** begin Excerpt **

This repository contains the code and data for the paper [Unsupervised Token-level Hallucination Detection from Summary Generation By-products](#) by Andreas Marfurt and James Henderson, presented at the GEM workshop at EMNLP 2022.

## Contents

1. [Short Description](#short-description)

2. [Data](#data)

3. [Installation](#installation)

4. [Usage](#usage)

5. [Results](#results)

6. [Contact](#contact)

7. [Acknowledgments](#acknowledgments)

8. [Citation](#citation)

## Short Description

Our method *BART-GBP* gives token-level hallucination probabilities for summaries generated by BART. We use the `facebook/bart-large-cnn` model made available by Hugging Face [on their model hub](https://huggingface.co/facebook/bart-large-cnn). We first align the summary and source document with the help of BART's cross-attention, then classify aligned tokens for intrinsic hallucination and unaligned tokens for extrinsic hallucination. Our method was evaluated on CNN/DailyMail, but we expect it perform similarly on other equally extractive summarization datasets.

** end Excerpt **
** begin Provided data **

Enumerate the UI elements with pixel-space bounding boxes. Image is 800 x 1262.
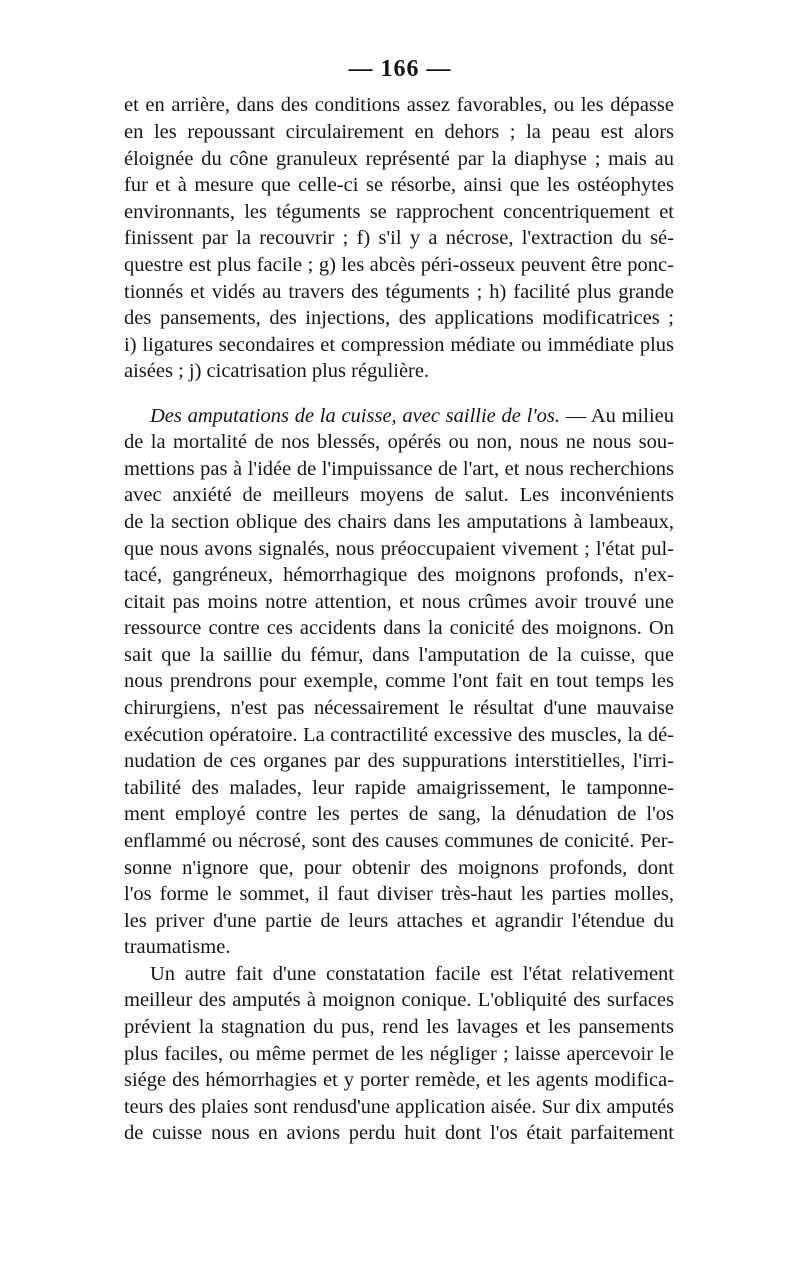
- text-line: finissent par la recouvrir ; f) s'il y a nécrose, l'extraction du sé-: [124, 227, 674, 249]
- text-line: tionnés et vidés au travers des téguments ; h) facilité plus grande: [124, 281, 674, 303]
- text-line: prévient la stagnation du pus, rend les lavages et les pansements: [124, 1016, 674, 1038]
- text-line: traumatisme.: [124, 936, 231, 958]
- text-line: et en arrière, dans des conditions assez favorables, ou les dépasse: [124, 94, 674, 116]
- text-line: ment employé contre les pertes de sang, la dénudation de l'os: [124, 803, 674, 825]
- text-line: les priver d'une partie de leurs attaches et agrandir l'étendue du: [124, 910, 674, 932]
- text-line: fur et à mesure que celle-ci se résorbe, ainsi que les ostéophytes: [124, 174, 674, 196]
- text-line: de la mortalité de nos blessés, opérés ou non, nous ne nous sou-: [124, 431, 674, 453]
- text-line-content: — Au milieu: [560, 405, 674, 427]
- text-line: [150, 403, 674, 429]
- text-line: de cuisse nous en avions perdu huit dont l'os était parfaitement: [124, 1122, 674, 1144]
- text-line: teurs des plaies sont rendusd'une application aisée. Sur dix amputés: [124, 1096, 674, 1118]
- text-line: plus faciles, ou même permet de les négliger ; laisse apercevoir le: [124, 1043, 674, 1065]
- text-line: siége des hémorrhagies et y porter remède, et les agents modifica-: [124, 1069, 674, 1091]
- text-line: aisées ; j) cicatrisation plus régulière.: [124, 360, 430, 382]
- section-heading: Des amputations de la cuisse, avec saillie de l'os.: [150, 405, 561, 427]
- text-line: tacé, gangréneux, hémorrhagique des moignons profonds, n'ex-: [124, 564, 674, 586]
- text-line: sonne n'ignore que, pour obtenir des moignons profonds, dont: [124, 857, 674, 879]
- text-line: Un autre fait d'une constatation facile est l'état relativement: [150, 963, 674, 985]
- text-line: meilleur des amputés à moignon conique. L'obliquité des surfaces: [124, 989, 674, 1011]
- text-line: des pansements, des injections, des applications modificatrices ;: [124, 307, 674, 329]
- text-line: i) ligatures secondaires et compression médiate ou immédiate plus: [124, 334, 674, 356]
- text-line: enflammé ou nécrosé, sont des causes communes de conicité. Per-: [124, 830, 674, 852]
- text-line: en les repoussant circulairement en dehors ; la peau est alors: [124, 121, 674, 143]
- text-line: exécution opératoire. La contractilité excessive des muscles, la dé-: [124, 724, 674, 746]
- text-line: nudation de ces organes par des suppurations interstitielles, l'irri-: [124, 750, 674, 772]
- text-line: mettions pas à l'idée de l'impuissance de l'art, et nous recherchions: [124, 458, 674, 480]
- text-line: tabilité des malades, leur rapide amaigrissement, le tamponne-: [124, 777, 674, 799]
- text-line: nous prendrons pour exemple, comme l'ont fait en tout temps les: [124, 670, 674, 692]
- text-line: questre est plus facile ; g) les abcès péri-osseux peuvent être ponc-: [124, 254, 674, 276]
- text-line: chirurgiens, n'est pas nécessairement le résultat d'une mauvaise: [124, 697, 674, 719]
- text-line: que nous avons signalés, nous préoccupaient vivement ; l'état pul-: [124, 538, 674, 560]
- text-line: de la section oblique des chairs dans les amputations à lambeaux,: [124, 511, 674, 533]
- text-line: environnants, les téguments se rapprochent concentriquement et: [124, 201, 674, 223]
- page-number: — 166 —: [348, 56, 452, 82]
- text-line: citait pas moins notre attention, et nous crûmes avoir trouvé une: [124, 591, 674, 613]
- text-line: avec anxiété de meilleurs moyens de salut. Les inconvénients: [124, 484, 674, 506]
- text-line: l'os forme le sommet, il faut diviser très-haut les parties molles,: [124, 883, 674, 905]
- text-line: sait que la saillie du fémur, dans l'amputation de la cuisse, que: [124, 644, 674, 666]
- text-line: éloignée du cône granuleux représenté par la diaphyse ; mais au: [124, 148, 674, 170]
- text-line: ressource contre ces accidents dans la conicité des moignons. On: [124, 617, 674, 639]
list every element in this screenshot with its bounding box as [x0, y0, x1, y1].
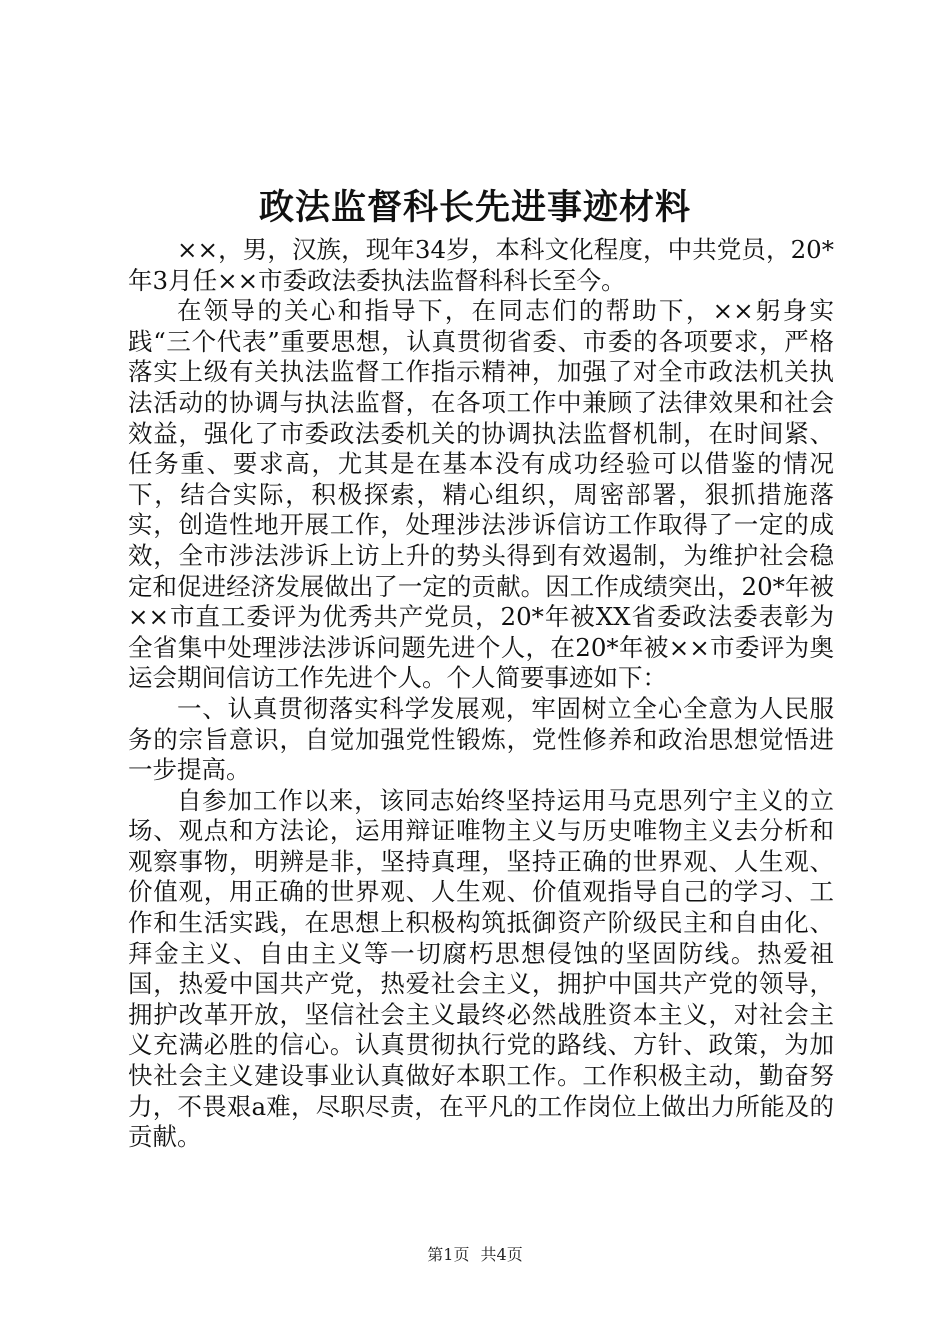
document-title: 政法监督科长先进事迹材料 — [258, 187, 691, 228]
paragraph-intro: ××，男，汉族，现年34岁，本科文化程度，中共党员，20*年3月任××市委政法委执法监督科科长至今。 — [128, 235, 834, 295]
paragraph-section-heading: 一、认真贯彻落实科学发展观，牢固树立全心全意为人民服务的宗旨意识，自觉加强党性锻炼，党性修养和政治思想觉悟进一步提高。 — [128, 693, 834, 785]
page-footer — [0, 1245, 950, 1265]
page-total: 共4页 — [480, 1245, 523, 1264]
page-number: 第1页 — [427, 1245, 470, 1264]
paragraph-ideology: 自参加工作以来，该同志始终坚持运用马克思列宁主义的立场、观点和方法论，运用辩证唯物主义与历史唯物主义去分析和观察事物，明辨是非，坚持真理，坚持正确的世界观、人生观、价值观，用正确的世界观、人生观、价值观指导自己的学习、工作和生活实践，在思想上积极构筑抵御资产阶级民主和自由化、拜金主义、自由主义等一切腐朽思想侵蚀的坚固防线。热爱祖国，热爱中国共产党，热爱社会主义，拥护中国共产党的领导，拥护改革开放，坚信社会主义最终必然战胜资本主义，对社会主义充满必胜的信心。认真贯彻执行党的路线、方针、政策，为加快社会主义建设事业认真做好本职工作。工作积极主动，勤奋努力，不畏艰a难，尽职尽责，在平凡的工作岗位上做出力所能及的贡献。 — [128, 785, 834, 1152]
paragraph-achievements: 在领导的关心和指导下，在同志们的帮助下，××躬身实践“三个代表”重要思想，认真贯彻省委、市委的各项要求，严格落实上级有关执法监督工作指示精神，加强了对全市政法机关执法活动的协调与执法监督，在各项工作中兼顾了法律效果和社会效益，强化了市委政法委机关的协调执法监督机制，在时间紧、任务重、要求高，尤其是在基本没有成功经验可以借鉴的情况下，结合实际，积极探索，精心组织，周密部署，狠抓措施落实，创造性地开展工作，处理涉法涉诉信访工作取得了一定的成效，全市涉法涉诉上访上升的势头得到有效遏制，为维护社会稳定和促进经济发展做出了一定的贡献。因工作成绩突出，20*年被××市直工委评为优秀共产党员，20*年被XX省委政法委表彰为全省集中处理涉法涉诉问题先进个人，在20*年被××市委评为奥运会期间信访工作先进个人。个人简要事迹如下： — [128, 296, 834, 693]
document-body — [128, 235, 834, 1153]
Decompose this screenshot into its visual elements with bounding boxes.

** end Provided data **

Given task
Reproduce the repository excerpt on token-level hallucination detection word for word, in full.

Completed exercise
This repository contains the code and data for the paper [Unsupervised Token-level Hallucination Detection from Summary Generation By-products](#) by Andreas Marfurt and James Henderson, presented at the GEM workshop at EMNLP 2022.

## Contents

1. [Short Description](#short-description)

2. [Data](#data)

3. [Installation](#installation)

4. [Usage](#usage)

5. [Results](#results)

6. [Contact](#contact)

7. [Acknowledgments](#acknowledgments)

8. [Citation](#citation)

## Short Description

Our method *BART-GBP* gives token-level hallucination probabilities for summaries generated by BART. We use the `facebook/bart-large-cnn` model made available by Hugging Face [on their model hub](https://huggingface.co/facebook/bart-large-cnn). We first align the summary and source document with the help of BART's cross-attention, then classify aligned tokens for intrinsic hallucination and unaligned tokens for extrinsic hallucination. Our method was evaluated on CNN/DailyMail, but we expect it perform similarly on other equally extractive summarization datasets.